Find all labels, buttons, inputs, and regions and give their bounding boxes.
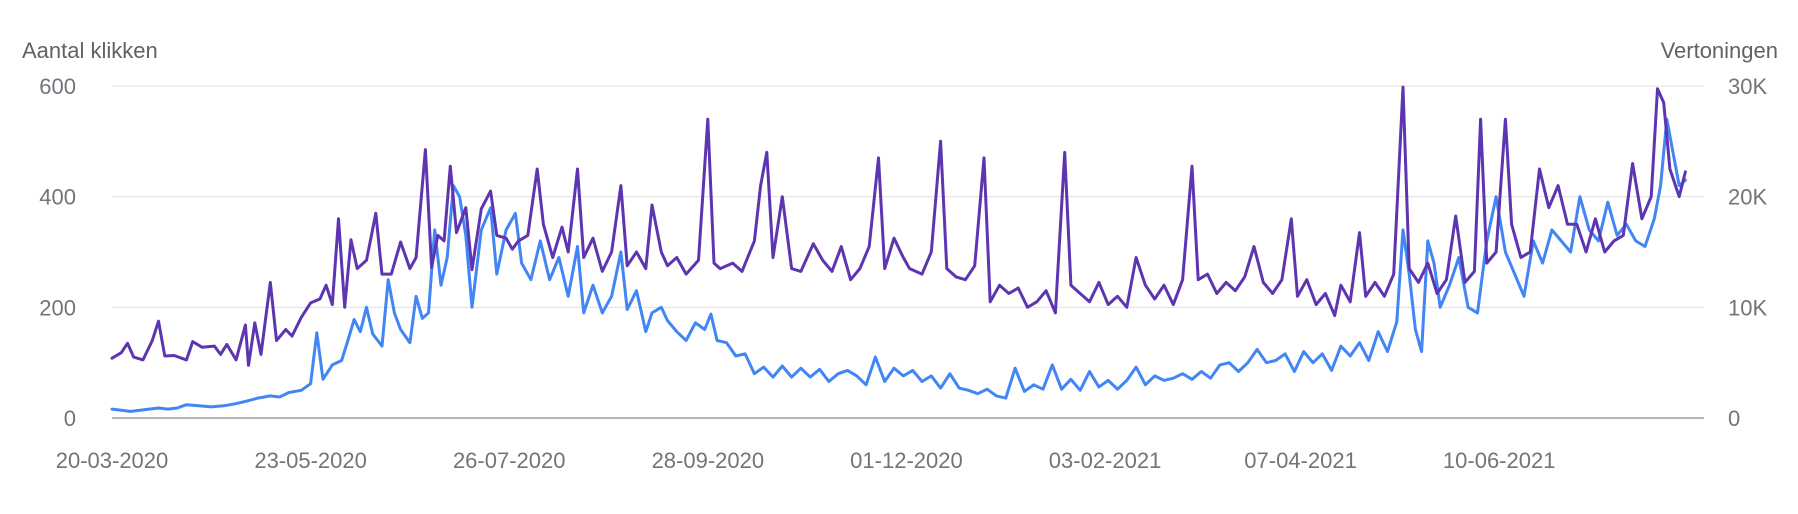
right-tick-label: 30K: [1728, 74, 1767, 99]
x-tick-label: 28-09-2020: [652, 448, 765, 473]
x-tick-label: 01-12-2020: [850, 448, 963, 473]
x-tick-label: 20-03-2020: [56, 448, 169, 473]
right-axis-ticks: 0 10K 20K 30K: [1728, 74, 1767, 431]
left-axis-title: Aantal klikken: [22, 38, 158, 63]
series-lines: [110, 85, 1687, 413]
gridlines: [112, 85, 1704, 419]
left-tick-label: 400: [39, 185, 76, 210]
x-tick-label: 26-07-2020: [453, 448, 566, 473]
right-tick-label: 10K: [1728, 295, 1767, 320]
right-axis-title: Vertoningen: [1661, 38, 1778, 63]
clicks-series-line: [110, 85, 1687, 367]
left-axis-ticks: 0 200 400 600: [39, 74, 76, 431]
x-tick-label: 10-06-2021: [1443, 448, 1556, 473]
left-tick-label: 200: [39, 295, 76, 320]
right-tick-label: 20K: [1728, 185, 1767, 210]
left-tick-label: 0: [64, 406, 76, 431]
impressions-series-line: [110, 117, 1687, 413]
right-tick-label: 0: [1728, 406, 1740, 431]
x-tick-label: 03-02-2021: [1049, 448, 1162, 473]
x-axis-ticks: 20-03-2020 23-05-2020 26-07-2020 28-09-2020…: [56, 448, 1556, 473]
left-tick-label: 600: [39, 74, 76, 99]
x-tick-label: 07-04-2021: [1244, 448, 1357, 473]
x-tick-label: 23-05-2020: [254, 448, 367, 473]
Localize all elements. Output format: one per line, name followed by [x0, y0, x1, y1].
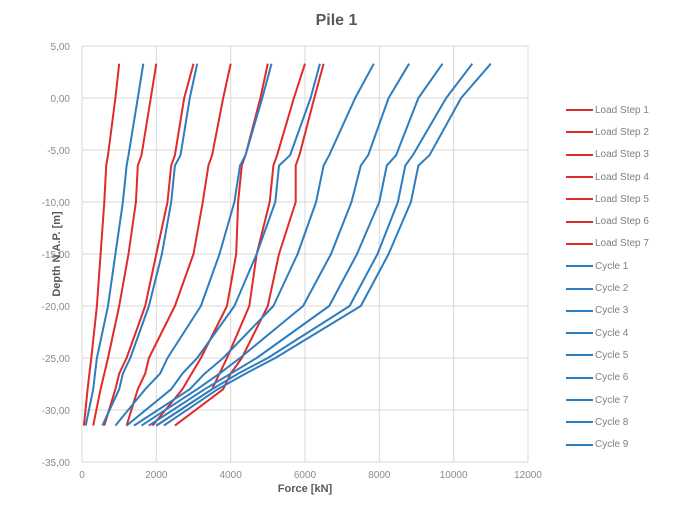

────

PROBLEM TO WORK ON: Rewrite the lines starting at the one containing "right-tick-label: 30K: [1728, 74, 1767, 99]" and ending at the one containing "left-tick-label: 0: [64, 406, 76, 431]", replacing "x-tick-label" with "date-tick-label" and leaving everything else unchanged. Return only those lines.

SOLVED PROBLEM:
right-tick-label: 30K: [1728, 74, 1767, 99]
date-tick-label: 28-09-2020: [652, 448, 765, 473]
date-tick-label: 01-12-2020: [850, 448, 963, 473]
date-tick-label: 20-03-2020: [56, 448, 169, 473]
right-axis-ticks: 0 10K 20K 30K: [1728, 74, 1767, 431]
left-axis-title: Aantal klikken: [22, 38, 158, 63]
series-lines: [110, 85, 1687, 413]
gridlines: [112, 85, 1704, 419]
left-tick-label: 400: [39, 185, 76, 210]
date-tick-label: 26-07-2020: [453, 448, 566, 473]
right-tick-label: 10K: [1728, 295, 1767, 320]
right-axis-title: Vertoningen: [1661, 38, 1778, 63]
clicks-series-line: [110, 85, 1687, 367]
left-axis-ticks: 0 200 400 600: [39, 74, 76, 431]
date-tick-label: 10-06-2021: [1443, 448, 1556, 473]
left-tick-label: 200: [39, 295, 76, 320]
right-tick-label: 20K: [1728, 185, 1767, 210]
left-tick-label: 0: [64, 406, 76, 431]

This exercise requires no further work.